- Task prompt
From the material below, list every line containing "Semanas".

>> BEGIN

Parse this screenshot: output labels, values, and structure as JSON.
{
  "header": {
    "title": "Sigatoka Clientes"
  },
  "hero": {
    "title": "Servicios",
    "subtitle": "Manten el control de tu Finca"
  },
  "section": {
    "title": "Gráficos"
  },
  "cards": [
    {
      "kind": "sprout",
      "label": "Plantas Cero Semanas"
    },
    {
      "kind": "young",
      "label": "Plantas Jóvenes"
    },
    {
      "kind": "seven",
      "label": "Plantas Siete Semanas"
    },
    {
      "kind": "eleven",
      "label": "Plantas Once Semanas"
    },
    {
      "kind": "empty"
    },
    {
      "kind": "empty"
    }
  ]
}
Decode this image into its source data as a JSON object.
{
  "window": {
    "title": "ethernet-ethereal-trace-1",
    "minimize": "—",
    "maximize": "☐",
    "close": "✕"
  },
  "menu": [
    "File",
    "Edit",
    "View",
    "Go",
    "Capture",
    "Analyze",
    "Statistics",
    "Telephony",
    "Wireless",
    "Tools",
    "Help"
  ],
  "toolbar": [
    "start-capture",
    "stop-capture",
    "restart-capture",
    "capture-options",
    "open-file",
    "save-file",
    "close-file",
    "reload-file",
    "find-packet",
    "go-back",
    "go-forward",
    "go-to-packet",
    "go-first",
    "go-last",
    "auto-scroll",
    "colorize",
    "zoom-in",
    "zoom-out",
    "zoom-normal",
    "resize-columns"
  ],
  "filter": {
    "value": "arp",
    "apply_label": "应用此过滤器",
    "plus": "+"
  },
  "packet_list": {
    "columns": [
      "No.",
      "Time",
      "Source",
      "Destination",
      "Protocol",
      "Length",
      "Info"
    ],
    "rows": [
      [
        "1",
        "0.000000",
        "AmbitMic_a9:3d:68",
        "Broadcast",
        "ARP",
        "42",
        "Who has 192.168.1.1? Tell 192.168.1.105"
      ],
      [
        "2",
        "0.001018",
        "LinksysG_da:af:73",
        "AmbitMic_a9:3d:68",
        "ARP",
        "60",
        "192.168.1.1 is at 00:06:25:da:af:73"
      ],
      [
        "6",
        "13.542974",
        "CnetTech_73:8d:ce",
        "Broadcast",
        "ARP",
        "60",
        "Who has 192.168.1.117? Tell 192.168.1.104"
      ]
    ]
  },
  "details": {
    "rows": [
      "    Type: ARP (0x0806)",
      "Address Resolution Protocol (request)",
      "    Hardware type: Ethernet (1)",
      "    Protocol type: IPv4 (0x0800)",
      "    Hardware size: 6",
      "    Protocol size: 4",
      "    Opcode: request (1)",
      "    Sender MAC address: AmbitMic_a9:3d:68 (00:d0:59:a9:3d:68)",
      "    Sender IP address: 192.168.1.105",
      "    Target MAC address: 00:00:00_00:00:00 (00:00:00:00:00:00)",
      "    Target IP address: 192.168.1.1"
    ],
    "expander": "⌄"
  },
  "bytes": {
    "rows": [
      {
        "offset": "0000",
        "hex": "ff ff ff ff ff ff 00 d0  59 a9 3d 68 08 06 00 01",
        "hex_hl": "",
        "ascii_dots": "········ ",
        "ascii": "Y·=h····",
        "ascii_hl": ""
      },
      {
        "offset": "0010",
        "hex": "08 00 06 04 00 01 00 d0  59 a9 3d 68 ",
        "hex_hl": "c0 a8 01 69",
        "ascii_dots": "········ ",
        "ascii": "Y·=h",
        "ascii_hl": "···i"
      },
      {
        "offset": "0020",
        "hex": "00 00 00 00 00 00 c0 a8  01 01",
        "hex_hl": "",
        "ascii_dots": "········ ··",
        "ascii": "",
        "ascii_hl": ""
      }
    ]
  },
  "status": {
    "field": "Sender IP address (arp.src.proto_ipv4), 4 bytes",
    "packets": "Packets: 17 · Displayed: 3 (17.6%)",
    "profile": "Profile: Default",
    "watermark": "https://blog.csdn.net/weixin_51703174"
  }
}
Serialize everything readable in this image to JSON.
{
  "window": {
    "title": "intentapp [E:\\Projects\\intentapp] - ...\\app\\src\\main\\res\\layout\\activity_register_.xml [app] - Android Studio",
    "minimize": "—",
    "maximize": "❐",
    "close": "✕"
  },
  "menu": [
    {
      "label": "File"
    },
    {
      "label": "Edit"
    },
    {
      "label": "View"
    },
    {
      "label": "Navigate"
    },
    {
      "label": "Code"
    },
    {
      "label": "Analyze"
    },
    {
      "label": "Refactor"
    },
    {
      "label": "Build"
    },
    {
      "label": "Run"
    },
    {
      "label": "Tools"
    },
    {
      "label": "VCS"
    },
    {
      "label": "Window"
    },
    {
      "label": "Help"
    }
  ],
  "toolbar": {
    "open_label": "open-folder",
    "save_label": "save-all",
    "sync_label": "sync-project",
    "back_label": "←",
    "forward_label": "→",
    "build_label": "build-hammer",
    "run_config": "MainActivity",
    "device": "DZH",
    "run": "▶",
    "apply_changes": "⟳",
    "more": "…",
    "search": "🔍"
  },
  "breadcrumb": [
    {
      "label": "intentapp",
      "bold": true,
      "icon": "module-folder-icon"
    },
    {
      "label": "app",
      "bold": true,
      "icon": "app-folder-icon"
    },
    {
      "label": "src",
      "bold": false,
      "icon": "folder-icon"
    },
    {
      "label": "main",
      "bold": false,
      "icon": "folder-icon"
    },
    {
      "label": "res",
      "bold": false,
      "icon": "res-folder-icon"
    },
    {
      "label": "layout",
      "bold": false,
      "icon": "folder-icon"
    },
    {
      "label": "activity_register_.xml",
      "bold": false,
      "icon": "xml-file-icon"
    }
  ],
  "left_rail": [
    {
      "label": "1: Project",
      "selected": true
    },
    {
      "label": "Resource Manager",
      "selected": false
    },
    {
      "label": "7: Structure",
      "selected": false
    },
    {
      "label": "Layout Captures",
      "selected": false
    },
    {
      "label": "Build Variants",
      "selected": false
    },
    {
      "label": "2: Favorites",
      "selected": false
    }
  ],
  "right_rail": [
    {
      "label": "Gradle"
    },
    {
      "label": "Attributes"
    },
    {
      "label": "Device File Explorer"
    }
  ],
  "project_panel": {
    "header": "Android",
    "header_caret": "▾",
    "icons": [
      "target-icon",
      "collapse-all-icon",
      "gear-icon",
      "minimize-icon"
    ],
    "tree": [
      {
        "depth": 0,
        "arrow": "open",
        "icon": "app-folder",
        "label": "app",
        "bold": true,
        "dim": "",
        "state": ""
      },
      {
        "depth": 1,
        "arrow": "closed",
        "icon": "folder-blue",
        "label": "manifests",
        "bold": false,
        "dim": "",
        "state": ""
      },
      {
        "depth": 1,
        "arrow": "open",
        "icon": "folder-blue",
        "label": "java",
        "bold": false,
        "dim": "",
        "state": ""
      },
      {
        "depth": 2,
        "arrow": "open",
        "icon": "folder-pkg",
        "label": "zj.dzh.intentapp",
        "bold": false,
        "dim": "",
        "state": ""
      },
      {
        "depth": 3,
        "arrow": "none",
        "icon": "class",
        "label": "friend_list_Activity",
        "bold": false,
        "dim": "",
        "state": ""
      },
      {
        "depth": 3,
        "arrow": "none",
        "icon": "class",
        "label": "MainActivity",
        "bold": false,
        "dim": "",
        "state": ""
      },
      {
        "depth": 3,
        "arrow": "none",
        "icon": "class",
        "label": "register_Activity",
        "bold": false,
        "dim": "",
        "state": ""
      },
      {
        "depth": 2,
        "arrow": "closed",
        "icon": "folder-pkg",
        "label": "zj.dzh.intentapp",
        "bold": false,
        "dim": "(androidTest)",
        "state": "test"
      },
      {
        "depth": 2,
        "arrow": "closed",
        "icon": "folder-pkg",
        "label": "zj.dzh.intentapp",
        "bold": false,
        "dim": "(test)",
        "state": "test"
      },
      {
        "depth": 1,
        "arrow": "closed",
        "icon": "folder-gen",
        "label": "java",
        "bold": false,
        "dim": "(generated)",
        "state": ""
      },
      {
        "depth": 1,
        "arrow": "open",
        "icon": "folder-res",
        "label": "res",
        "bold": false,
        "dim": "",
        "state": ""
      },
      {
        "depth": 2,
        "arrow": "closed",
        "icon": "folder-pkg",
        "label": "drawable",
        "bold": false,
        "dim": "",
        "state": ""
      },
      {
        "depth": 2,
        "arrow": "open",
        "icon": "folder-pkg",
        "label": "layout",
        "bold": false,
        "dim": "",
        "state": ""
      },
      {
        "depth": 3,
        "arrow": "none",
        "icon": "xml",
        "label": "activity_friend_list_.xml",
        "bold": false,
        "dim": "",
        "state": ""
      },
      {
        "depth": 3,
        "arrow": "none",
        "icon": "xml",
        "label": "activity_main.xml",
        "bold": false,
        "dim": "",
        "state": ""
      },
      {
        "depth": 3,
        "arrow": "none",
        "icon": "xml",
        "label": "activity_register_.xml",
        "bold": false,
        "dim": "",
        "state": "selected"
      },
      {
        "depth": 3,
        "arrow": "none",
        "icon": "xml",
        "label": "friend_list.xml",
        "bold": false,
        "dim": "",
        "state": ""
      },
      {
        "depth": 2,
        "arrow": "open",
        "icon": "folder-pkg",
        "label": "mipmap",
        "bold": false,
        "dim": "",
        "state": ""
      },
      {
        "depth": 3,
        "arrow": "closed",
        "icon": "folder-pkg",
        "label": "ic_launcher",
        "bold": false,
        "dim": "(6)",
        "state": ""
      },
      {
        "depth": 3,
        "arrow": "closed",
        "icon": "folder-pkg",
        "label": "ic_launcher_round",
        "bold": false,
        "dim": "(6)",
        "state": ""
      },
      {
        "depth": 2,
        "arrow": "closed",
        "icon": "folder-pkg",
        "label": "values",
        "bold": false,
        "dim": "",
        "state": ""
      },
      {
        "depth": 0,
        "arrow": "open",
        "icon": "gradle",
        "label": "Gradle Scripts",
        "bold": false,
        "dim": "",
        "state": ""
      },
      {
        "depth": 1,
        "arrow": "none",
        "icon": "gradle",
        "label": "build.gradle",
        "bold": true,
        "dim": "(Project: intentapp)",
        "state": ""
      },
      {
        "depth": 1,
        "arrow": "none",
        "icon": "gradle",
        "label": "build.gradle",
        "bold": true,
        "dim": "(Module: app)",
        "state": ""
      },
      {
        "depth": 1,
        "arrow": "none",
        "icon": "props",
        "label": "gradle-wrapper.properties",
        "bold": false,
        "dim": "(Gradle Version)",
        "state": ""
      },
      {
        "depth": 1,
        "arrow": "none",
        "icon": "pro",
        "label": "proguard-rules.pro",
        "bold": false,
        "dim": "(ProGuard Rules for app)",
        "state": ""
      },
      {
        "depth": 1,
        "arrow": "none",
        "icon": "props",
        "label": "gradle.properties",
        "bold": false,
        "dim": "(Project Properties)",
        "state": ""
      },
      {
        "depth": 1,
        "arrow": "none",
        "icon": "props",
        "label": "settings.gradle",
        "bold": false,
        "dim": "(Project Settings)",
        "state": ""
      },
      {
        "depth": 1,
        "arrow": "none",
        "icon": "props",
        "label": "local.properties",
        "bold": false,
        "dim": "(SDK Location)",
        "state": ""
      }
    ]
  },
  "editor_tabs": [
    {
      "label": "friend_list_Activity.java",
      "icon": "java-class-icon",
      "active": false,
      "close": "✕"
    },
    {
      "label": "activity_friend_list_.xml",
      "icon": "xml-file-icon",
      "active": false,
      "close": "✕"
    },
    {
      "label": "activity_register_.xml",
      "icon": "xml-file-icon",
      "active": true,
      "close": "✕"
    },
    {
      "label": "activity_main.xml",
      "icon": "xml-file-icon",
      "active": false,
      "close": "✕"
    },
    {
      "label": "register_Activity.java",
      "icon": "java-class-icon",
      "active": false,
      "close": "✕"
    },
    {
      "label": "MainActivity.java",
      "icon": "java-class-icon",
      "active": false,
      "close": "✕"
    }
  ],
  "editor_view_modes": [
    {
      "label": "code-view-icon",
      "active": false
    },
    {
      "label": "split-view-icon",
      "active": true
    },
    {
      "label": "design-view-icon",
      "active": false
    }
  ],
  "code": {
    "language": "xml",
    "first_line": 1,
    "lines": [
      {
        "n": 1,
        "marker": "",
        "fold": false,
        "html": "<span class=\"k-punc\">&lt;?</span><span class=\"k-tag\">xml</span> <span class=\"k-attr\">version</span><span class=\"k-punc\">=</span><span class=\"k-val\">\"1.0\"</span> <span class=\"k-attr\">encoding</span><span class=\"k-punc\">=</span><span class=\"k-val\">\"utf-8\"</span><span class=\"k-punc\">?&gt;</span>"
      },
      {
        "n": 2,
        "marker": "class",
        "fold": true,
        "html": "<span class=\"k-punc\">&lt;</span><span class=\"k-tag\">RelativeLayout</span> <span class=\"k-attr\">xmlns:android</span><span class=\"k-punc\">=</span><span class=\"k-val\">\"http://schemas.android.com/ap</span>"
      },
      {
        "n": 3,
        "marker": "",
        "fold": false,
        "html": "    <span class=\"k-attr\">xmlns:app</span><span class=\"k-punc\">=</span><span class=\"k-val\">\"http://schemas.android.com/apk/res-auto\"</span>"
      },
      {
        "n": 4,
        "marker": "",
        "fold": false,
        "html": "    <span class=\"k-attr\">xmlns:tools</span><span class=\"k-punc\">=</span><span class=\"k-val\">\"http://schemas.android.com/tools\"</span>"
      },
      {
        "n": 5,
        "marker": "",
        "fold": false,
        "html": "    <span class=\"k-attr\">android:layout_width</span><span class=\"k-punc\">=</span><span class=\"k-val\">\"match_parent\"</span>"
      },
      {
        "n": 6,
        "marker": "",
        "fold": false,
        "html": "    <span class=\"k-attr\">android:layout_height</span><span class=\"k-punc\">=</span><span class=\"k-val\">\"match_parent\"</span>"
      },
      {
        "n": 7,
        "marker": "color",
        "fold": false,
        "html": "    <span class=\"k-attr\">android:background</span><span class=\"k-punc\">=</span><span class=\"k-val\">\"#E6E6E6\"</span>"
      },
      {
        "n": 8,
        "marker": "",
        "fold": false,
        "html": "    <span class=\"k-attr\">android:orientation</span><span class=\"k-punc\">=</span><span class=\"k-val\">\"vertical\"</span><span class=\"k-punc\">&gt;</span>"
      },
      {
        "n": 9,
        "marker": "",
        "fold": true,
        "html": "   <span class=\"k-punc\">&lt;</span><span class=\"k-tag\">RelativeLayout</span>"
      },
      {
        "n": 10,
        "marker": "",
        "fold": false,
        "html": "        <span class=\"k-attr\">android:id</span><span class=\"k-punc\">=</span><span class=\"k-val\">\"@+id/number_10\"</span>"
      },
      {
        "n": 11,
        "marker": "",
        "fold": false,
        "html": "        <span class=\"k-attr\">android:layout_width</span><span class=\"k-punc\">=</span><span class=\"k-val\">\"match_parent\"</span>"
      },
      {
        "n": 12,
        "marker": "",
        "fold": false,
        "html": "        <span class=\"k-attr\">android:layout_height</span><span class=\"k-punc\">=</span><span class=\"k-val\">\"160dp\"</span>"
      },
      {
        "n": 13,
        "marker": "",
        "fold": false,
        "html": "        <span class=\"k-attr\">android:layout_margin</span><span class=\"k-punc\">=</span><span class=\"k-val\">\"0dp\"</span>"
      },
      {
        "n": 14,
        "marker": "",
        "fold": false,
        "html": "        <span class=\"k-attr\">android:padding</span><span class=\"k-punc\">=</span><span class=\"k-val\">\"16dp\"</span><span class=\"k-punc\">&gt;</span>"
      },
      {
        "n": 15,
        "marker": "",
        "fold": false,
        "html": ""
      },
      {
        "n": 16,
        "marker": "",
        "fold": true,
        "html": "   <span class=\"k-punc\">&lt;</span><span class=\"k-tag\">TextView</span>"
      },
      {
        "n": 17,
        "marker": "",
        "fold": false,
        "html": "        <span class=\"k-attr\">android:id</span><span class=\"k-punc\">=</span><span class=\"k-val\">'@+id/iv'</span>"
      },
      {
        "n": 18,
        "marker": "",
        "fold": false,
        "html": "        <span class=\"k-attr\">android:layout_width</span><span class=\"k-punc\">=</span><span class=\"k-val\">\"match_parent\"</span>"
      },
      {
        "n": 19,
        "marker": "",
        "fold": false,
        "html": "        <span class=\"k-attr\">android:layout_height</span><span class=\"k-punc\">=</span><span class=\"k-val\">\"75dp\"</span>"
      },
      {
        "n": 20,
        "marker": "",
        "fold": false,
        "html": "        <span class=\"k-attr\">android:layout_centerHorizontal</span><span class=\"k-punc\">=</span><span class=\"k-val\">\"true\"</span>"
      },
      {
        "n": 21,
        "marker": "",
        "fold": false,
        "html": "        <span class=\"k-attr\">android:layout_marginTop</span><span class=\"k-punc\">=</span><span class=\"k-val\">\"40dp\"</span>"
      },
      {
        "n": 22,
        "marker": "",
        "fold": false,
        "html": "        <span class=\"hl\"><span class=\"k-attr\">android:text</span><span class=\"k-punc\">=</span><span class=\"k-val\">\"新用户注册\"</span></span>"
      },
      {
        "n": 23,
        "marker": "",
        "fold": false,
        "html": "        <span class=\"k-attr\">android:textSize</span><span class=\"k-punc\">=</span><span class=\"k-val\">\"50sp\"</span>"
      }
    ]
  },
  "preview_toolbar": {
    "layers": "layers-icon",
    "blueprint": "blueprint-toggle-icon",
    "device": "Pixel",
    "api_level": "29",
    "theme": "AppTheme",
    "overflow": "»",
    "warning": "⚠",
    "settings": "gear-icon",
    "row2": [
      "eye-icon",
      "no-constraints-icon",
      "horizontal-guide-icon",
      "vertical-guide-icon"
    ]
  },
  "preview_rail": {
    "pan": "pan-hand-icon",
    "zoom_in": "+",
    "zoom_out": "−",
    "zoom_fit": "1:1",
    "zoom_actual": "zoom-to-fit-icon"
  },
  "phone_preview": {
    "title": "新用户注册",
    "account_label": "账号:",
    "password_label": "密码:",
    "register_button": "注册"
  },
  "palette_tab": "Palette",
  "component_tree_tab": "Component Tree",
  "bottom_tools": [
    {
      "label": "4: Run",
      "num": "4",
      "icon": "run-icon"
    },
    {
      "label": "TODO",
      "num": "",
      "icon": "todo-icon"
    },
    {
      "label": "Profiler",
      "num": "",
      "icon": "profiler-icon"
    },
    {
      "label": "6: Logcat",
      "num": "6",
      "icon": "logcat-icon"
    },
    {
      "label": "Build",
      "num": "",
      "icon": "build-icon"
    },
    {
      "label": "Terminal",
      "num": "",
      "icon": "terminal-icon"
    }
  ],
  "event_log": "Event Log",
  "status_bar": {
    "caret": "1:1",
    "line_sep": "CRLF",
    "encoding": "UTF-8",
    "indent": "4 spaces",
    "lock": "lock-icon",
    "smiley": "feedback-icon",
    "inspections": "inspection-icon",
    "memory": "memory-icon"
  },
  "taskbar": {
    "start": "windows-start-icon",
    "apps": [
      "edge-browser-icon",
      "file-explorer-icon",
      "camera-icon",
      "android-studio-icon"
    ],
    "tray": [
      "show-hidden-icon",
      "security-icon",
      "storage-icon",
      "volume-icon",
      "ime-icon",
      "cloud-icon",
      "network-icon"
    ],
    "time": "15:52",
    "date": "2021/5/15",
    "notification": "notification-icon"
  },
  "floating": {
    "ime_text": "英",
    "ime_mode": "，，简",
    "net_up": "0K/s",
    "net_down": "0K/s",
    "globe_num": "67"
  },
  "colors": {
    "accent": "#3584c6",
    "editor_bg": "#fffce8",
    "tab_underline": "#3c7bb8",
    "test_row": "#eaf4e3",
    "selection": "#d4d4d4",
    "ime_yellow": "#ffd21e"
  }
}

>> END

- Solution to this task
      "label": "Plantas Cero Semanas"
      "label": "Plantas Siete Semanas"
      "label": "Plantas Once Semanas"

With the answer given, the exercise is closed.